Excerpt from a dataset
* BEGIN *

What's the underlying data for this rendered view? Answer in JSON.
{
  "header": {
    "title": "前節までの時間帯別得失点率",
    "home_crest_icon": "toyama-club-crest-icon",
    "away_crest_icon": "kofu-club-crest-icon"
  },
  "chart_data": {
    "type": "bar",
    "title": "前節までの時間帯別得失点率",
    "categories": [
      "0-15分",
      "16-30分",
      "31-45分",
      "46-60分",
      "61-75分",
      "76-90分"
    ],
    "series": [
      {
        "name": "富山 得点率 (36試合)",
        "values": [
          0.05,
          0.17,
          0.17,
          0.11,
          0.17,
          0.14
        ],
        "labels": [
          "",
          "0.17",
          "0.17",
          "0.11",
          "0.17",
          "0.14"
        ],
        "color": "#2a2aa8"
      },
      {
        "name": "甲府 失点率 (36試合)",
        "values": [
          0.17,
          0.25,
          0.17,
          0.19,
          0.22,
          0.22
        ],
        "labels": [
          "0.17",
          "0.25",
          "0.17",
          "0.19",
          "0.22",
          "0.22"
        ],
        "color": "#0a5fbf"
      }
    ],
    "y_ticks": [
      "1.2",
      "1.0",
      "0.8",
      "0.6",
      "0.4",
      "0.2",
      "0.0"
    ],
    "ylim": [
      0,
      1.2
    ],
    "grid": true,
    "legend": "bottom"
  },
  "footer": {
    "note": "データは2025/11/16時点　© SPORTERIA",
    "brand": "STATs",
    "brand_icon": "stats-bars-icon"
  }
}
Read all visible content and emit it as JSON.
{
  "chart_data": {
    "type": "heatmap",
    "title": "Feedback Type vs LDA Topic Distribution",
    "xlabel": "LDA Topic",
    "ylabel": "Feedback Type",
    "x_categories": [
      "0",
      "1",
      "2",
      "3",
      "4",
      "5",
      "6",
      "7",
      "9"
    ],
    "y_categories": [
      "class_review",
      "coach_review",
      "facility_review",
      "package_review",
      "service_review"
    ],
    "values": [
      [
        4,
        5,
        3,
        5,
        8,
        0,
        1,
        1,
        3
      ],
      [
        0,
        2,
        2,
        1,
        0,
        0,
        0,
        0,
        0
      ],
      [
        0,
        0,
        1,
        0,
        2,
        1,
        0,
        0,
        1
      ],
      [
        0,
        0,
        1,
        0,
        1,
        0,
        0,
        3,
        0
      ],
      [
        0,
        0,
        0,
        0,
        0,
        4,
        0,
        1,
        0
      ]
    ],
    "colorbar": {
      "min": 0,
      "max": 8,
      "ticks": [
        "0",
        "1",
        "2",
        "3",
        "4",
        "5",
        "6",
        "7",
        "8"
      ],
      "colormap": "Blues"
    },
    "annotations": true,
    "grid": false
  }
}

* END *

▸ **WRITTEN EXERCISE**
Copy every record exactly as presented.

▸ **RESPONSE TO THE EXERCISE**
What's the underlying data for this rendered view? Answer in JSON.
{
  "header": {
    "title": "前節までの時間帯別得失点率",
    "home_crest_icon": "toyama-club-crest-icon",
    "away_crest_icon": "kofu-club-crest-icon"
  },
  "chart_data": {
    "type": "bar",
    "title": "前節までの時間帯別得失点率",
    "categories": [
      "0-15分",
      "16-30分",
      "31-45分",
      "46-60分",
      "61-75分",
      "76-90分"
    ],
    "series": [
      {
        "name": "富山 得点率 (36試合)",
        "values": [
          0.05,
          0.17,
          0.17,
          0.11,
          0.17,
          0.14
        ],
        "labels": [
          "",
          "0.17",
          "0.17",
          "0.11",
          "0.17",
          "0.14"
        ],
        "color": "#2a2aa8"
      },
      {
        "name": "甲府 失点率 (36試合)",
        "values": [
          0.17,
          0.25,
          0.17,
          0.19,
          0.22,
          0.22
        ],
        "labels": [
          "0.17",
          "0.25",
          "0.17",
          "0.19",
          "0.22",
          "0.22"
        ],
        "color": "#0a5fbf"
      }
    ],
    "y_ticks": [
      "1.2",
      "1.0",
      "0.8",
      "0.6",
      "0.4",
      "0.2",
      "0.0"
    ],
    "ylim": [
      0,
      1.2
    ],
    "grid": true,
    "legend": "bottom"
  },
  "footer": {
    "note": "データは2025/11/16時点　© SPORTERIA",
    "brand": "STATs",
    "brand_icon": "stats-bars-icon"
  }
}
Read all visible content and emit it as JSON.
{
  "chart_data": {
    "type": "heatmap",
    "title": "Feedback Type vs LDA Topic Distribution",
    "xlabel": "LDA Topic",
    "ylabel": "Feedback Type",
    "x_categories": [
      "0",
      "1",
      "2",
      "3",
      "4",
      "5",
      "6",
      "7",
      "9"
    ],
    "y_categories": [
      "class_review",
      "coach_review",
      "facility_review",
      "package_review",
      "service_review"
    ],
    "values": [
      [
        4,
        5,
        3,
        5,
        8,
        0,
        1,
        1,
        3
      ],
      [
        0,
        2,
        2,
        1,
        0,
        0,
        0,
        0,
        0
      ],
      [
        0,
        0,
        1,
        0,
        2,
        1,
        0,
        0,
        1
      ],
      [
        0,
        0,
        1,
        0,
        1,
        0,
        0,
        3,
        0
      ],
      [
        0,
        0,
        0,
        0,
        0,
        4,
        0,
        1,
        0
      ]
    ],
    "colorbar": {
      "min": 0,
      "max": 8,
      "ticks": [
        "0",
        "1",
        "2",
        "3",
        "4",
        "5",
        "6",
        "7",
        "8"
      ],
      "colormap": "Blues"
    },
    "annotations": true,
    "grid": false
  }
}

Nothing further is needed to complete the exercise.